--- Start of Data for processing ---

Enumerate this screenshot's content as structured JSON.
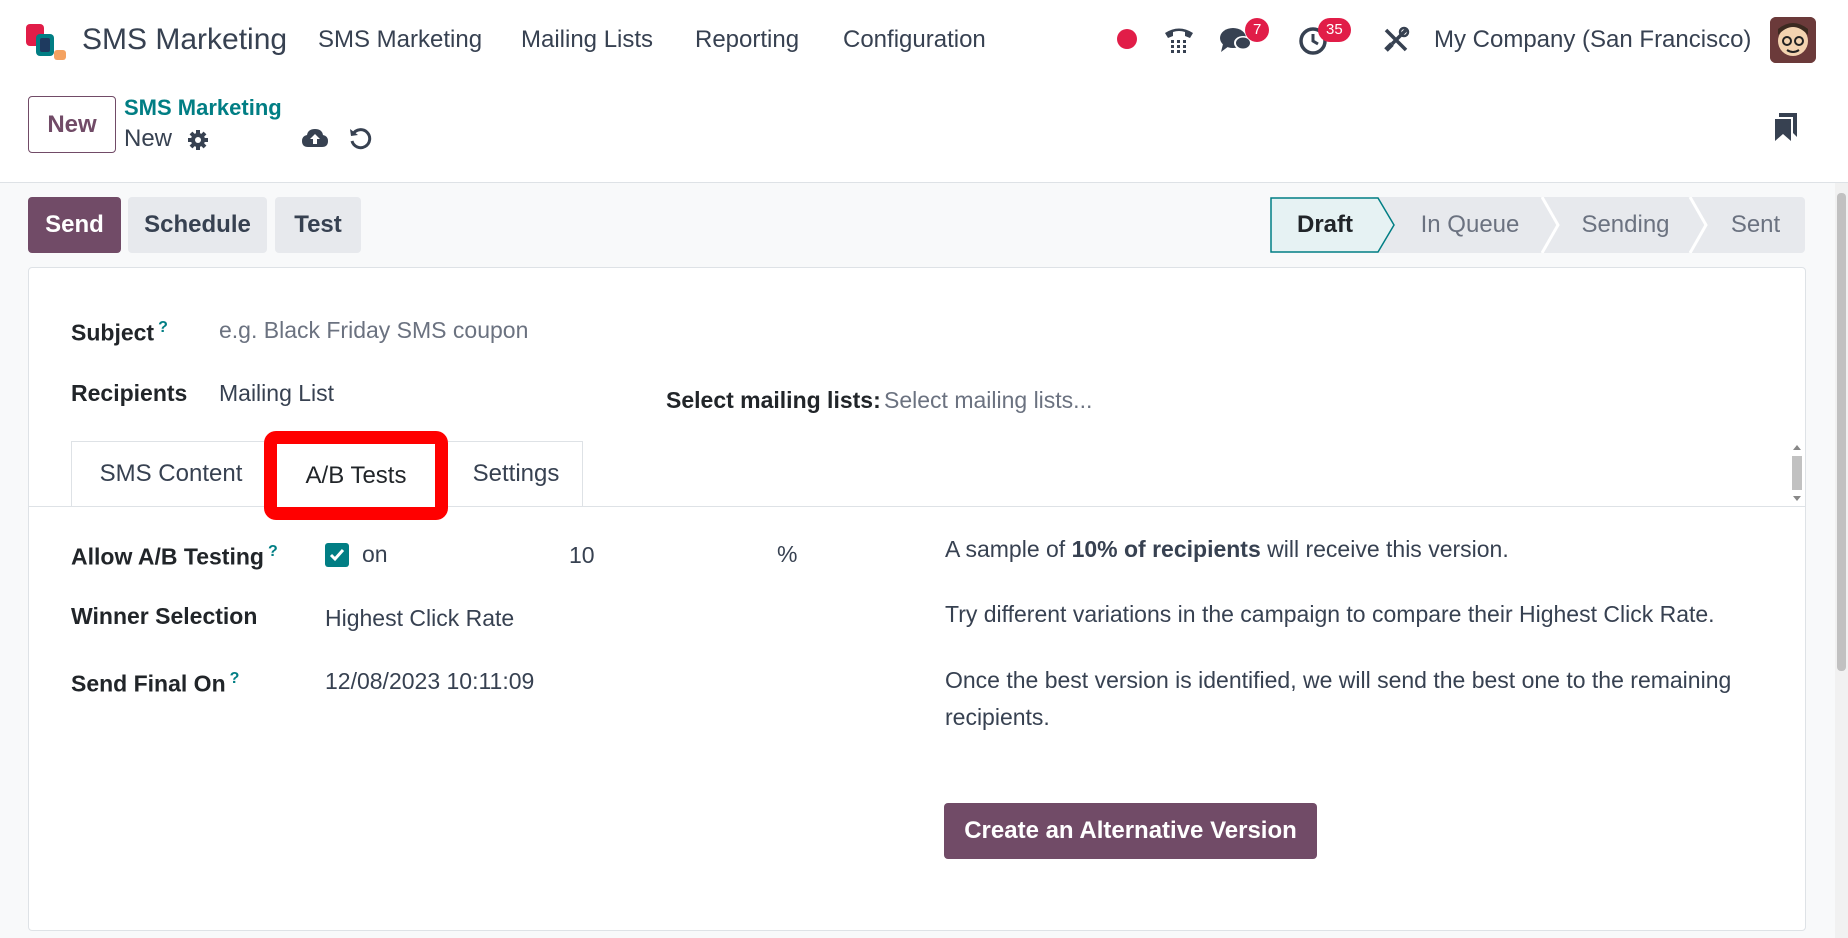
{
  "navbar": {
    "app_name": "SMS Marketing",
    "menu": [
      "SMS Marketing",
      "Mailing Lists",
      "Reporting",
      "Configuration"
    ],
    "messages_badge": "7",
    "activities_badge": "35",
    "company": "My Company (San Francisco)"
  },
  "controlbar": {
    "new_label": "New",
    "breadcrumb_parent": "SMS Marketing",
    "breadcrumb_current": "New"
  },
  "actions": {
    "send": "Send",
    "schedule": "Schedule",
    "test": "Test"
  },
  "status": {
    "stages": [
      "Draft",
      "In Queue",
      "Sending",
      "Sent"
    ],
    "active": "Draft"
  },
  "form": {
    "subject_label": "Subject",
    "subject_placeholder": "e.g. Black Friday SMS coupon",
    "recipients_label": "Recipients",
    "recipients_value": "Mailing List",
    "mailing_lists_label": "Select mailing lists:",
    "mailing_lists_placeholder": "Select mailing lists..."
  },
  "tabs": [
    "SMS Content",
    "A/B Tests",
    "Settings"
  ],
  "ab": {
    "allow_label": "Allow A/B Testing",
    "allow_value": "on",
    "percent_value": "10",
    "percent_sign": "%",
    "winner_label": "Winner Selection",
    "winner_value": "Highest Click Rate",
    "send_final_label": "Send Final On",
    "send_final_value": "12/08/2023 10:11:09",
    "desc1_pre": "A sample of ",
    "desc1_bold": "10% of recipients",
    "desc1_post": " will receive this version.",
    "desc2": "Try different variations in the campaign to compare their Highest Click Rate.",
    "desc3": "Once the best version is identified, we will send the best one to the remaining recipients.",
    "create_alt": "Create an Alternative Version"
  },
  "colors": {
    "primary": "#714b67",
    "teal": "#017e84",
    "badge": "#e11d48",
    "highlight": "#ff0000"
  }
}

--- End of Data for processing ---

- _Exercise brief_
Among the lines of the listing, how many hold the string "Marketing"? Respond with only the number.

- _Full response_
3